---------- DATA EXTRACT

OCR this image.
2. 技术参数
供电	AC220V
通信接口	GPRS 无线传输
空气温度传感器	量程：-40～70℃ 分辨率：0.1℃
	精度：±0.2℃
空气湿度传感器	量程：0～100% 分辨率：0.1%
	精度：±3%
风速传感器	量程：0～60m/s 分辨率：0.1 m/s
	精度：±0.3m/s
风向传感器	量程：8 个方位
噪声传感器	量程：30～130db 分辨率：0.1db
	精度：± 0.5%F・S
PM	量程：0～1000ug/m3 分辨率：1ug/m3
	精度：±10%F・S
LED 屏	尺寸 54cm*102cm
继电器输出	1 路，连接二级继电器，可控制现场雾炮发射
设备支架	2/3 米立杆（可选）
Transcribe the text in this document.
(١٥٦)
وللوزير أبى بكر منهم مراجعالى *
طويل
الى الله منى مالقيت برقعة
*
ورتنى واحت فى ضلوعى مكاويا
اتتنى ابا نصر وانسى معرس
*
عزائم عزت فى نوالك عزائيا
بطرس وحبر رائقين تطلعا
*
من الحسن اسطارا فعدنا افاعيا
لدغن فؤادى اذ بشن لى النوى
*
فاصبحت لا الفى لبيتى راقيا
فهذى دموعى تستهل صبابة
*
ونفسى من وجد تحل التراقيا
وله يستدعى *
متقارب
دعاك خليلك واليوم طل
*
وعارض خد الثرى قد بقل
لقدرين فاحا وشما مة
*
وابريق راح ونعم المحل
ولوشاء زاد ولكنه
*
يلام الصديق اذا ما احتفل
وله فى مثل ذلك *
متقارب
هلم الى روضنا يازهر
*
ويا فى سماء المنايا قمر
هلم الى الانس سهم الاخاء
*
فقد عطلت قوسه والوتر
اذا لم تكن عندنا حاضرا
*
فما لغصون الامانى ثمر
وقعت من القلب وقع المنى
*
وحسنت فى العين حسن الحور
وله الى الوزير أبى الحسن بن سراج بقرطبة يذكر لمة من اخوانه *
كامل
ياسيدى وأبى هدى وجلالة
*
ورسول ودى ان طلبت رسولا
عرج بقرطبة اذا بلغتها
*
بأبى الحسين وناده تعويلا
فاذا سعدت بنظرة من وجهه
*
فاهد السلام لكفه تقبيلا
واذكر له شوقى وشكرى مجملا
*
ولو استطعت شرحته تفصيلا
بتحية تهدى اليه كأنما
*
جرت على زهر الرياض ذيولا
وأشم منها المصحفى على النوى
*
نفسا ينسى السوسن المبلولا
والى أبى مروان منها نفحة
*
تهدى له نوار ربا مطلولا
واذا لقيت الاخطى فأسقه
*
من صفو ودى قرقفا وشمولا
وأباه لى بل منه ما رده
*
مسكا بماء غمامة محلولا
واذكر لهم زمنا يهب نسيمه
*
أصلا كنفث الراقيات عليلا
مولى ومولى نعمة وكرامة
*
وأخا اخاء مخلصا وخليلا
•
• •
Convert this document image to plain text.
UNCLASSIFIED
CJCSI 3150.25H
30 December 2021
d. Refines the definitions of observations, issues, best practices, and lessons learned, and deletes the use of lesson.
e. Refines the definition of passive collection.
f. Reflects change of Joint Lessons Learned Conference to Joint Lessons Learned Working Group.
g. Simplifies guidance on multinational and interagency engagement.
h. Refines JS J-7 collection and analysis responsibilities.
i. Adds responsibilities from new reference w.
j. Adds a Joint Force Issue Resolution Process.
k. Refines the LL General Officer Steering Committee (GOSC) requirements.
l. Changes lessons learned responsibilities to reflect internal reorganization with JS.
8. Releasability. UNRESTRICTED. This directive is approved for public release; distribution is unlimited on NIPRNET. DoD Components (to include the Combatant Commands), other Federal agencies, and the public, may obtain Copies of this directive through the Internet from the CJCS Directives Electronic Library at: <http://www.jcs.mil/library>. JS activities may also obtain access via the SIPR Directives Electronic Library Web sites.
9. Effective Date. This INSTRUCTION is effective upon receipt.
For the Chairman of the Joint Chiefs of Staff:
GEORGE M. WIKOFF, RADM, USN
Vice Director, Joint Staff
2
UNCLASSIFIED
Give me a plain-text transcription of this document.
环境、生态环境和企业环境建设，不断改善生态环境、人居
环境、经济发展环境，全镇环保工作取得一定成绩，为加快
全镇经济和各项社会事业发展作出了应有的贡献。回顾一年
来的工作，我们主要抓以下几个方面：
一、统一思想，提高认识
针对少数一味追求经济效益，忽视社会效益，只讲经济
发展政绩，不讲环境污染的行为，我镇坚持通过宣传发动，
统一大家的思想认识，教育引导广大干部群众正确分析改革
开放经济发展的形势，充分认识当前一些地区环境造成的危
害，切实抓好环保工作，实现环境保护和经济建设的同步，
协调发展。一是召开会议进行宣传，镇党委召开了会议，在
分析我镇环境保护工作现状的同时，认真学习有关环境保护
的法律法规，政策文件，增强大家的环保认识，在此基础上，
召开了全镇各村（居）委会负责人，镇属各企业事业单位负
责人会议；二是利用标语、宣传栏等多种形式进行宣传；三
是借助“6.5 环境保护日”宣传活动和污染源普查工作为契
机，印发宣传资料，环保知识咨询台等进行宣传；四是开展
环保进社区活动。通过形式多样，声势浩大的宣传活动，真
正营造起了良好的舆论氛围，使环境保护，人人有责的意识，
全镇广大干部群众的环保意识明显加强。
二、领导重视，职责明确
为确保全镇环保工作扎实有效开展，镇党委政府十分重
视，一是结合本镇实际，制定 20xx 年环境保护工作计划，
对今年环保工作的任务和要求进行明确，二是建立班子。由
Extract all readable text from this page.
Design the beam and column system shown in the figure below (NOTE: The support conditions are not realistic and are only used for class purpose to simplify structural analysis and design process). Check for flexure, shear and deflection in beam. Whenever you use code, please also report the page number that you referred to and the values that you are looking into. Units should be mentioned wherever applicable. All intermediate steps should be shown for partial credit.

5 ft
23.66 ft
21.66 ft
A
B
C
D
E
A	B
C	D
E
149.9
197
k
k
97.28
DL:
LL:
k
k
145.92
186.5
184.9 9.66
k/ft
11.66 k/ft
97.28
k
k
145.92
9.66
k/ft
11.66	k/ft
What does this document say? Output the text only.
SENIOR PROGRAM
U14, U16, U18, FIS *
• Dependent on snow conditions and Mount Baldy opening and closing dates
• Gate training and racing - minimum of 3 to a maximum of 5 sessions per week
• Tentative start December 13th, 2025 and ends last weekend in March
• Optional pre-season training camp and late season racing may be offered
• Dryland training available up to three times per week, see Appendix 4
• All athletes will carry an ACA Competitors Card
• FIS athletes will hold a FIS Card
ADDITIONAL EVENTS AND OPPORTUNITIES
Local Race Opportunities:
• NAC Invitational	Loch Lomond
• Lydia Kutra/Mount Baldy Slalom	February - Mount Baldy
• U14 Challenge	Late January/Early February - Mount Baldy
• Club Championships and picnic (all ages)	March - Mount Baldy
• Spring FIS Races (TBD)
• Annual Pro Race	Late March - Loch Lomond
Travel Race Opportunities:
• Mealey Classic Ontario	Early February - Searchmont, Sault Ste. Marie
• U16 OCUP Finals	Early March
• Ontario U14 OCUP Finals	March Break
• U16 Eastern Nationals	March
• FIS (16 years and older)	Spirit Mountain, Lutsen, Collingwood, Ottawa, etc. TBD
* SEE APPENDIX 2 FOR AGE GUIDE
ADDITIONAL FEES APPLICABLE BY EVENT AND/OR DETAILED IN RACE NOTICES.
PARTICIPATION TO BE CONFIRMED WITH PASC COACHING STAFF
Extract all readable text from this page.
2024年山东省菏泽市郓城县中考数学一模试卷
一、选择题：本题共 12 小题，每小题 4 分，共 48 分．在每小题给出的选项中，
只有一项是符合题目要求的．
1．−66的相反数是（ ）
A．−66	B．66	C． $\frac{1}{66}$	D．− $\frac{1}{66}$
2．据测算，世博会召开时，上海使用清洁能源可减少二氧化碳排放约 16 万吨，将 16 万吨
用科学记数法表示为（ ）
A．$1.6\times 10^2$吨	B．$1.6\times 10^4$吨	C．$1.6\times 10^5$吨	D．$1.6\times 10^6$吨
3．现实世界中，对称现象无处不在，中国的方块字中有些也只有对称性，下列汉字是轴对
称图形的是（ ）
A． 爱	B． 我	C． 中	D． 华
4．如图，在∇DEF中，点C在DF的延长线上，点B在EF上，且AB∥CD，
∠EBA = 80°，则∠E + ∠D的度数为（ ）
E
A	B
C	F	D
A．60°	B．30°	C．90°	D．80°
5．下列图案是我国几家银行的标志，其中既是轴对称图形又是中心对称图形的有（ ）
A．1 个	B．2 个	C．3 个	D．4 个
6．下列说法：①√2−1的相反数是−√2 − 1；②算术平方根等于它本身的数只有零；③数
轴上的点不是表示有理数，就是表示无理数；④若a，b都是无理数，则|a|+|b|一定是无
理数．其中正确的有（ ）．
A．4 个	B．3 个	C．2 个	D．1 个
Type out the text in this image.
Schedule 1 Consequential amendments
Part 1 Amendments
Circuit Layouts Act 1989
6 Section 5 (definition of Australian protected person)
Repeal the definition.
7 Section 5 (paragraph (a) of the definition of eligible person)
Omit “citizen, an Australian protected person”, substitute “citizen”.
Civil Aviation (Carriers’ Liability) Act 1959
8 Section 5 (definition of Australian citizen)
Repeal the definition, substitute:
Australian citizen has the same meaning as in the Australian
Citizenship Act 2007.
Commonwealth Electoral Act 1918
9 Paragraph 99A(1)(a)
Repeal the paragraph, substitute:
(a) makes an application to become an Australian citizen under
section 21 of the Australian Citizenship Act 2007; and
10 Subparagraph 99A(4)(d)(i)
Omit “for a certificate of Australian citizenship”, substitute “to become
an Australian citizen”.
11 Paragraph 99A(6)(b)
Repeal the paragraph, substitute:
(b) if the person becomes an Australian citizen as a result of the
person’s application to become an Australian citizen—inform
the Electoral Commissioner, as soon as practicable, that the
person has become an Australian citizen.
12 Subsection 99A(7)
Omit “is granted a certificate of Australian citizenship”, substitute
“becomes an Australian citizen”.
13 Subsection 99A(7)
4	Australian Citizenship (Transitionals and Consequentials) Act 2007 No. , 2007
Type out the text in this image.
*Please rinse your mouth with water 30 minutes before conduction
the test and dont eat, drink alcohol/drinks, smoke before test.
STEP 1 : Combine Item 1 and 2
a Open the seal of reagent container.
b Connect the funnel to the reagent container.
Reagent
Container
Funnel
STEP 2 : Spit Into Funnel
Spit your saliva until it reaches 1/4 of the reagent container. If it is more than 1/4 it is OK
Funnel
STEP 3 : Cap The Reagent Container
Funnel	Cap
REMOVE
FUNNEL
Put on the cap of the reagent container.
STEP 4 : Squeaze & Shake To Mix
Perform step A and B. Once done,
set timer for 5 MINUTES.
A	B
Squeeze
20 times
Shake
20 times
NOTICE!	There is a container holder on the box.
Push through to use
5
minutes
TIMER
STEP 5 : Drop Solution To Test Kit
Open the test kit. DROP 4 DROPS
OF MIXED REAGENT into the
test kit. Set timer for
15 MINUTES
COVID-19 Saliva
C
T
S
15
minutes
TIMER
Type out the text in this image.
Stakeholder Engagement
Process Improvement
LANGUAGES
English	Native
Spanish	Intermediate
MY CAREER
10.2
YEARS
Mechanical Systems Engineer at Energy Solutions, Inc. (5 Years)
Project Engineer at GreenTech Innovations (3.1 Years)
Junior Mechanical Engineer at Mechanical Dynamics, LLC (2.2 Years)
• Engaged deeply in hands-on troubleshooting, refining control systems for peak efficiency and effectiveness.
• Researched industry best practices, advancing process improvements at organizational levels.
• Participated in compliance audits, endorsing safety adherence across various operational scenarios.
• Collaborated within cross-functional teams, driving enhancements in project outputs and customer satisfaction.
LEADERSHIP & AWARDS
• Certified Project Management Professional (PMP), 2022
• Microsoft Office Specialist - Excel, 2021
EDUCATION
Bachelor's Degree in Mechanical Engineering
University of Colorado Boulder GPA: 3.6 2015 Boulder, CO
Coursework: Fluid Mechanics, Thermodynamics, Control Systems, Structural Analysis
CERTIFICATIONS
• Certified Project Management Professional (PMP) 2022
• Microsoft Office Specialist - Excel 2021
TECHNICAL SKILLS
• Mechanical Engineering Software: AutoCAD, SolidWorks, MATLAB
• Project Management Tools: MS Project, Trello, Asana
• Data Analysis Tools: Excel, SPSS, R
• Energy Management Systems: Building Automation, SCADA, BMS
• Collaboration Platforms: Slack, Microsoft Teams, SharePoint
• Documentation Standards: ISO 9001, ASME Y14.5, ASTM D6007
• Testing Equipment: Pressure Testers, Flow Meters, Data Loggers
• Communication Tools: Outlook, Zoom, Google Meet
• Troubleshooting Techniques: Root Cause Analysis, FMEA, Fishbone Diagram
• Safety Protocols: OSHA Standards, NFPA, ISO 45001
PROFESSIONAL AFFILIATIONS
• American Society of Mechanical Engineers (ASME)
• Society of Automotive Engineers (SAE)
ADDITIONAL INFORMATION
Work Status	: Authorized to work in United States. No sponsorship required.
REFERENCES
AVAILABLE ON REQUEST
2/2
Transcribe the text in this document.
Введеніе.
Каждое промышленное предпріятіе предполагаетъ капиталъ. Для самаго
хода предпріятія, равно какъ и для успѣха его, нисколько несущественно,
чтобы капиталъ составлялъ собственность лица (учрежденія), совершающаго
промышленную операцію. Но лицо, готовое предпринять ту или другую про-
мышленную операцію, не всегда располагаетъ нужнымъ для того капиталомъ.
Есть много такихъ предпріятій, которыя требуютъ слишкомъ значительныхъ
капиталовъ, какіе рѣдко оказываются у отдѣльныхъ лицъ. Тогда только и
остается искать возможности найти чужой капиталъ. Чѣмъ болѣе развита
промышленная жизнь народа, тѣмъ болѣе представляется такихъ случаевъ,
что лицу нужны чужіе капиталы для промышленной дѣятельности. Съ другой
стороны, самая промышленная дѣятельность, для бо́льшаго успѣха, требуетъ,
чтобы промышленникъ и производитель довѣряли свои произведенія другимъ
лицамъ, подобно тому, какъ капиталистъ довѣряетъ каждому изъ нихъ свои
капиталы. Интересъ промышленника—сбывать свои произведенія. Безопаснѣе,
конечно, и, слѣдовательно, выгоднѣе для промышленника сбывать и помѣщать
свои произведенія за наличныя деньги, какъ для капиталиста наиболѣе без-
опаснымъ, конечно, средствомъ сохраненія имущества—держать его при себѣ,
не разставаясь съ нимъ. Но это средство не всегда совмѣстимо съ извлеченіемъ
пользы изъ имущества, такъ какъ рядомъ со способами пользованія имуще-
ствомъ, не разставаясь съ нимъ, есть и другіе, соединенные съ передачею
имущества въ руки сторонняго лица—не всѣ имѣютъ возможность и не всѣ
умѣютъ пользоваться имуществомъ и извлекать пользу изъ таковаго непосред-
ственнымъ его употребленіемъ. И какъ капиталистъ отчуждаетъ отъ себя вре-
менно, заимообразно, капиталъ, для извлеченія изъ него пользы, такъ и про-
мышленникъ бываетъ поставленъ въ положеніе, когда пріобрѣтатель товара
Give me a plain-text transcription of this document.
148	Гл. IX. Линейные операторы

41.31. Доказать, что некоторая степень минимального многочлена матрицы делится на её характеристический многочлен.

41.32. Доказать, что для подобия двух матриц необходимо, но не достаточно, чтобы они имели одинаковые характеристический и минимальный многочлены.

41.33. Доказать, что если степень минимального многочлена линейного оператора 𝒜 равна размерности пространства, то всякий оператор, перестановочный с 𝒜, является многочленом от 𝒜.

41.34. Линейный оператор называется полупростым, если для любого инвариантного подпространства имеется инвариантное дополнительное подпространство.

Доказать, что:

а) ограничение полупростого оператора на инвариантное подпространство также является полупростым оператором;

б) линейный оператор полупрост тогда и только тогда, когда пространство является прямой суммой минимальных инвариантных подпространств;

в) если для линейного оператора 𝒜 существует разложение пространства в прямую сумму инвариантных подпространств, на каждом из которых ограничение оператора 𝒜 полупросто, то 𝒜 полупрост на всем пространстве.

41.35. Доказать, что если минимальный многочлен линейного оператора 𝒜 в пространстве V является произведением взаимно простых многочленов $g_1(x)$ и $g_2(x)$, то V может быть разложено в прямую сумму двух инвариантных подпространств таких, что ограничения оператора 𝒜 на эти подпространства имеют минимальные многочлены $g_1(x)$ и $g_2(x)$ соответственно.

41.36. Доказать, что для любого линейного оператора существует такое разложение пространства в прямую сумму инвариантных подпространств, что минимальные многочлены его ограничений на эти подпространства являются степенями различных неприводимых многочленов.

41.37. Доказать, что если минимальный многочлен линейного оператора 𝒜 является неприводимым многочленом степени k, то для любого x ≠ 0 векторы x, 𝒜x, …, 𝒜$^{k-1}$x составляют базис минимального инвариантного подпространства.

--------------------

REQUIRED WORK: Copy all lines above containing the string "только".

SOLVED PROBLEM:
капиталовъ, какіе рѣдко оказываются у отдѣльныхъ лицъ. Тогда только и
б) линейный оператор полупрост тогда и только тогда, когда пространство является прямой суммой минимальных инвариантных подпространств;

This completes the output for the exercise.